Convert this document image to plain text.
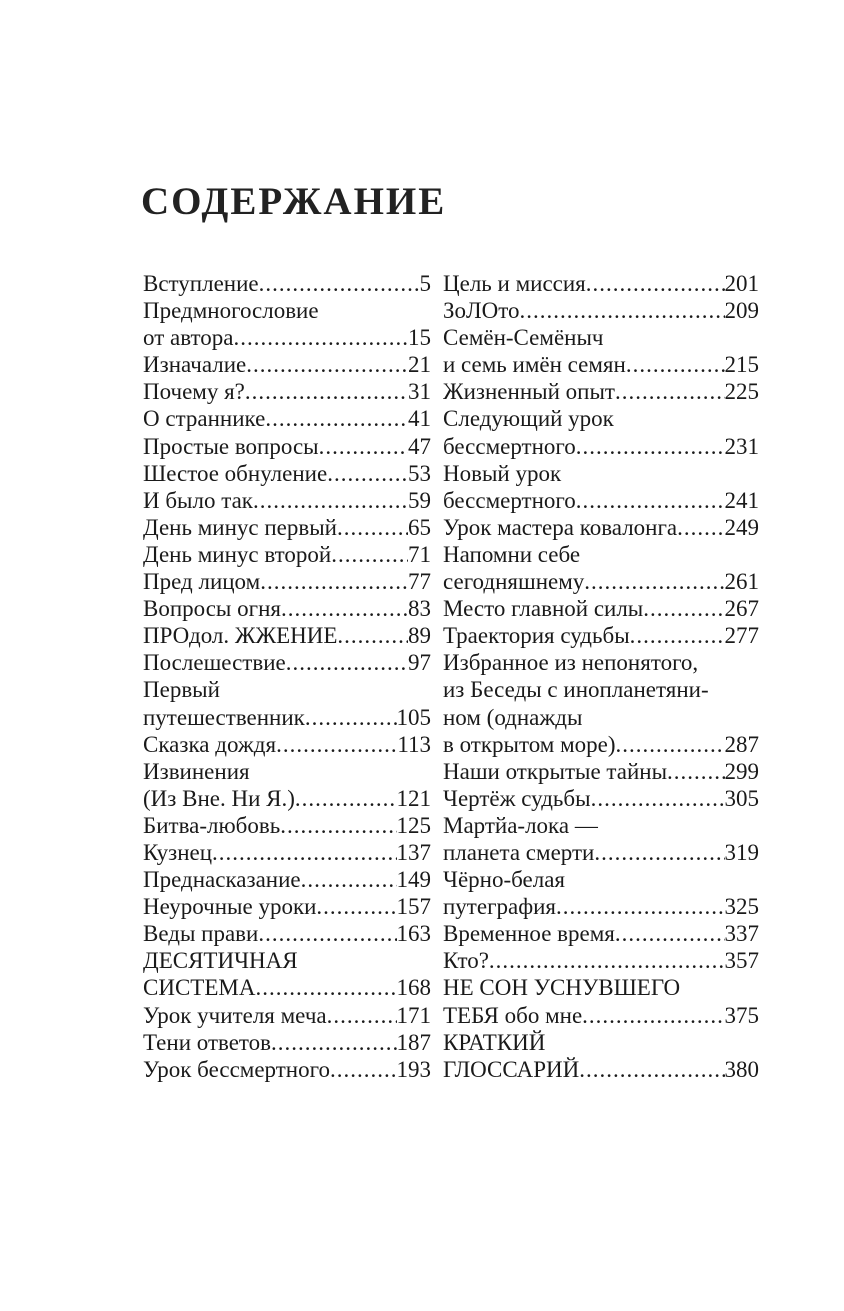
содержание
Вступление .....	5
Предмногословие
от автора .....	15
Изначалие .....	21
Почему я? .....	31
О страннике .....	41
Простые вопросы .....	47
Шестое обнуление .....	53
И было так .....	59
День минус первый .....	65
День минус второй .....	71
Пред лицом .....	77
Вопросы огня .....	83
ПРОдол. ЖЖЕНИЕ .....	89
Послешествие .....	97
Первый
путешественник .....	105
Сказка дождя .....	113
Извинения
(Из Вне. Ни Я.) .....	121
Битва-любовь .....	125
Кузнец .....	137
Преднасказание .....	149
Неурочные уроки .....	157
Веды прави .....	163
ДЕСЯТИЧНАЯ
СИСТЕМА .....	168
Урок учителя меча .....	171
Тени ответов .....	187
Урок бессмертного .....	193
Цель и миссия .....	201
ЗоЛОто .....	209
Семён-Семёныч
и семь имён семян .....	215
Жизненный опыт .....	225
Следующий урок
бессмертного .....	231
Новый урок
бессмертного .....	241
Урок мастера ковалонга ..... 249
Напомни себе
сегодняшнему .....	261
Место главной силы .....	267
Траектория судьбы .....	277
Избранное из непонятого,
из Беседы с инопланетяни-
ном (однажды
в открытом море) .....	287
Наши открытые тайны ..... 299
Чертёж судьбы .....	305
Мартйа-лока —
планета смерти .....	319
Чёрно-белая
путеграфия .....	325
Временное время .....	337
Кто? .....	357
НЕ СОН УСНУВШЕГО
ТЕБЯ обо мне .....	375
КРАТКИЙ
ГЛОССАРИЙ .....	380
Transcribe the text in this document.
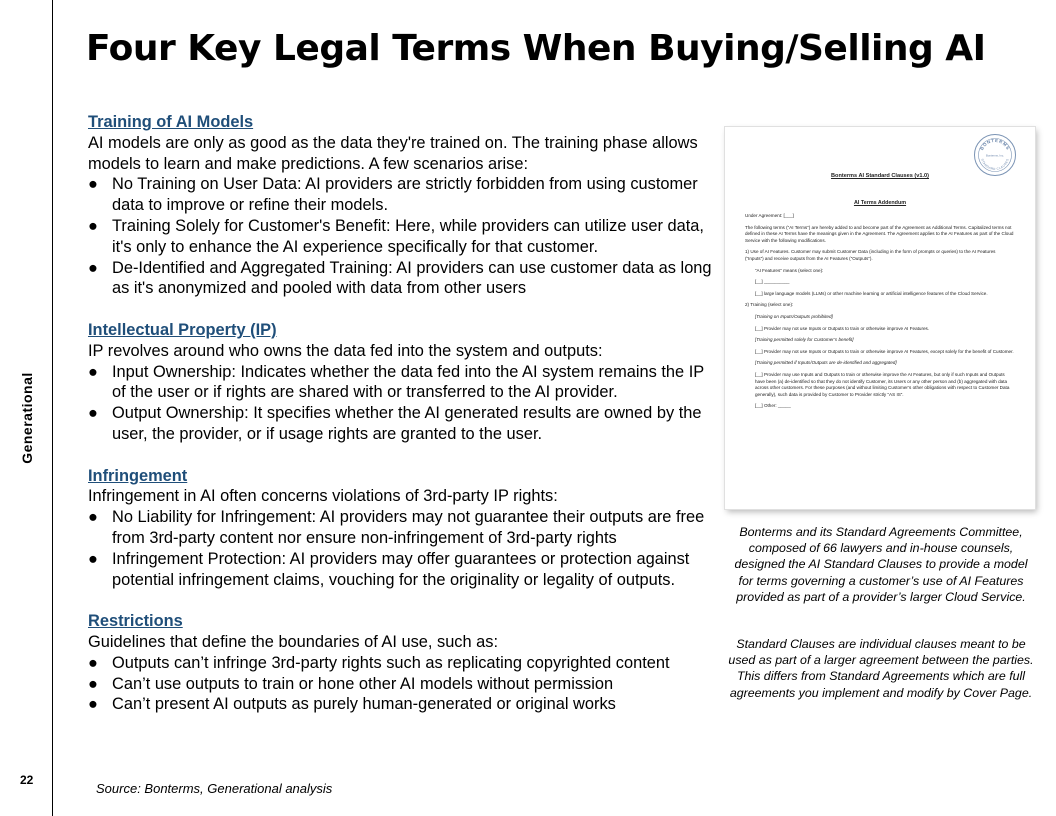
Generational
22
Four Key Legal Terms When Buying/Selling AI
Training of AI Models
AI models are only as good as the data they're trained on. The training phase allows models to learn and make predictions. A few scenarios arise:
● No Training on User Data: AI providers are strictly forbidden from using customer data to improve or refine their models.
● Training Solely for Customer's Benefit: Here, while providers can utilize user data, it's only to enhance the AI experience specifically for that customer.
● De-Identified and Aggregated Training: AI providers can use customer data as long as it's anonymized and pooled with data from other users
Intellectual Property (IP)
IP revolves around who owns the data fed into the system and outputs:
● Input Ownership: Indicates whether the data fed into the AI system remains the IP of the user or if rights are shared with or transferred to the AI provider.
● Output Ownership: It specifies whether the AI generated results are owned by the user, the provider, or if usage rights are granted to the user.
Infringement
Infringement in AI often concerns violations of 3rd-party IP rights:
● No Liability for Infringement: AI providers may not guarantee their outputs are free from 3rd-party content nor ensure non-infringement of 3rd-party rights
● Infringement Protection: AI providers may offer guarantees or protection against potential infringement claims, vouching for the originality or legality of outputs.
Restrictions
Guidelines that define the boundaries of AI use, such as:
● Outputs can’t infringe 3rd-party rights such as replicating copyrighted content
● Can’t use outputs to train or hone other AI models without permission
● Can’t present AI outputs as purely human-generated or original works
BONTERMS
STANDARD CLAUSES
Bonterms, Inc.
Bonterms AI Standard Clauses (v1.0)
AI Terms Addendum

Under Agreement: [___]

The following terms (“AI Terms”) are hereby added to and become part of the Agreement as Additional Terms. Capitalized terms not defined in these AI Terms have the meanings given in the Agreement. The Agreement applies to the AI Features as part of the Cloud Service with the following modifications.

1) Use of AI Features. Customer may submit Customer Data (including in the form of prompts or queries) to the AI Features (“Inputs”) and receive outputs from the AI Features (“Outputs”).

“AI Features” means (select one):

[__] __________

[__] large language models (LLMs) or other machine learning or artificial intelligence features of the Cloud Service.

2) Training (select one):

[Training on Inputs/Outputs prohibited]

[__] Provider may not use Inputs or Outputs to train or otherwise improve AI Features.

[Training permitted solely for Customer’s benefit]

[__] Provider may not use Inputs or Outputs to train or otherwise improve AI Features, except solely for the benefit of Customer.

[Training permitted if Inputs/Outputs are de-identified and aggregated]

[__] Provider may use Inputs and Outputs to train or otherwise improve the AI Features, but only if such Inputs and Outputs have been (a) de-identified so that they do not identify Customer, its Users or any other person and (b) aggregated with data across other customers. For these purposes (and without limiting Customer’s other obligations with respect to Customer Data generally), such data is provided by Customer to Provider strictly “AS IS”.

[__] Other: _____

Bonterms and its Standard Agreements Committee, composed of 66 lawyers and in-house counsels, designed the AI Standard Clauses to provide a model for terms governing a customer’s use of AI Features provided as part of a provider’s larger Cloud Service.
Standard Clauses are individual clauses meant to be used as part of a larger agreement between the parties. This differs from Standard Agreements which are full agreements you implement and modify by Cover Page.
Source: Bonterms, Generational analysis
· · · · ·
__TASK OBJECTIVE__.
Pictures are excluded; repeat every record exactly.

__SOLUTION TO THE EXERCISE__.
Convert this document image to plain text.
содержание
Вступление .....	5
Предмногословие
от автора .....	15
Изначалие .....	21
Почему я? .....	31
О страннике .....	41
Простые вопросы .....	47
Шестое обнуление .....	53
И было так .....	59
День минус первый .....	65
День минус второй .....	71
Пред лицом .....	77
Вопросы огня .....	83
ПРОдол. ЖЖЕНИЕ .....	89
Послешествие .....	97
Первый
путешественник .....	105
Сказка дождя .....	113
Извинения
(Из Вне. Ни Я.) .....	121
Битва-любовь .....	125
Кузнец .....	137
Преднасказание .....	149
Неурочные уроки .....	157
Веды прави .....	163
ДЕСЯТИЧНАЯ
СИСТЕМА .....	168
Урок учителя меча .....	171
Тени ответов .....	187
Урок бессмертного .....	193
Цель и миссия .....	201
ЗоЛОто .....	209
Семён-Семёныч
и семь имён семян .....	215
Жизненный опыт .....	225
Следующий урок
бессмертного .....	231
Новый урок
бессмертного .....	241
Урок мастера ковалонга ..... 249
Напомни себе
сегодняшнему .....	261
Место главной силы .....	267
Траектория судьбы .....	277
Избранное из непонятого,
из Беседы с инопланетяни-
ном (однажды
в открытом море) .....	287
Наши открытые тайны ..... 299
Чертёж судьбы .....	305
Мартйа-лока —
планета смерти .....	319
Чёрно-белая
путеграфия .....	325
Временное время .....	337
Кто? .....	357
НЕ СОН УСНУВШЕГО
ТЕБЯ обо мне .....	375
КРАТКИЙ
ГЛОССАРИЙ .....	380
Transcribe the text in this document.
Generational
22
Four Key Legal Terms When Buying/Selling AI
Training of AI Models
AI models are only as good as the data they're trained on. The training phase allows models to learn and make predictions. A few scenarios arise:
● No Training on User Data: AI providers are strictly forbidden from using customer data to improve or refine their models.
● Training Solely for Customer's Benefit: Here, while providers can utilize user data, it's only to enhance the AI experience specifically for that customer.
● De-Identified and Aggregated Training: AI providers can use customer data as long as it's anonymized and pooled with data from other users
Intellectual Property (IP)
IP revolves around who owns the data fed into the system and outputs:
● Input Ownership: Indicates whether the data fed into the AI system remains the IP of the user or if rights are shared with or transferred to the AI provider.
● Output Ownership: It specifies whether the AI generated results are owned by the user, the provider, or if usage rights are granted to the user.
Infringement
Infringement in AI often concerns violations of 3rd-party IP rights:
● No Liability for Infringement: AI providers may not guarantee their outputs are free from 3rd-party content nor ensure non-infringement of 3rd-party rights
● Infringement Protection: AI providers may offer guarantees or protection against potential infringement claims, vouching for the originality or legality of outputs.
Restrictions
Guidelines that define the boundaries of AI use, such as:
● Outputs can’t infringe 3rd-party rights such as replicating copyrighted content
● Can’t use outputs to train or hone other AI models without permission
● Can’t present AI outputs as purely human-generated or original works
BONTERMS
STANDARD CLAUSES
Bonterms, Inc.
Bonterms AI Standard Clauses (v1.0)
AI Terms Addendum

Under Agreement: [___]

The following terms (“AI Terms”) are hereby added to and become part of the Agreement as Additional Terms. Capitalized terms not defined in these AI Terms have the meanings given in the Agreement. The Agreement applies to the AI Features as part of the Cloud Service with the following modifications.

1) Use of AI Features. Customer may submit Customer Data (including in the form of prompts or queries) to the AI Features (“Inputs”) and receive outputs from the AI Features (“Outputs”).

“AI Features” means (select one):

[__] __________

[__] large language models (LLMs) or other machine learning or artificial intelligence features of the Cloud Service.

2) Training (select one):

[Training on Inputs/Outputs prohibited]

[__] Provider may not use Inputs or Outputs to train or otherwise improve AI Features.

[Training permitted solely for Customer’s benefit]

[__] Provider may not use Inputs or Outputs to train or otherwise improve AI Features, except solely for the benefit of Customer.

[Training permitted if Inputs/Outputs are de-identified and aggregated]

[__] Provider may use Inputs and Outputs to train or otherwise improve the AI Features, but only if such Inputs and Outputs have been (a) de-identified so that they do not identify Customer, its Users or any other person and (b) aggregated with data across other customers. For these purposes (and without limiting Customer’s other obligations with respect to Customer Data generally), such data is provided by Customer to Provider strictly “AS IS”.

[__] Other: _____

Bonterms and its Standard Agreements Committee, composed of 66 lawyers and in-house counsels, designed the AI Standard Clauses to provide a model for terms governing a customer’s use of AI Features provided as part of a provider’s larger Cloud Service.
Standard Clauses are individual clauses meant to be used as part of a larger agreement between the parties. This differs from Standard Agreements which are full agreements you implement and modify by Cover Page.
Source: Bonterms, Generational analysis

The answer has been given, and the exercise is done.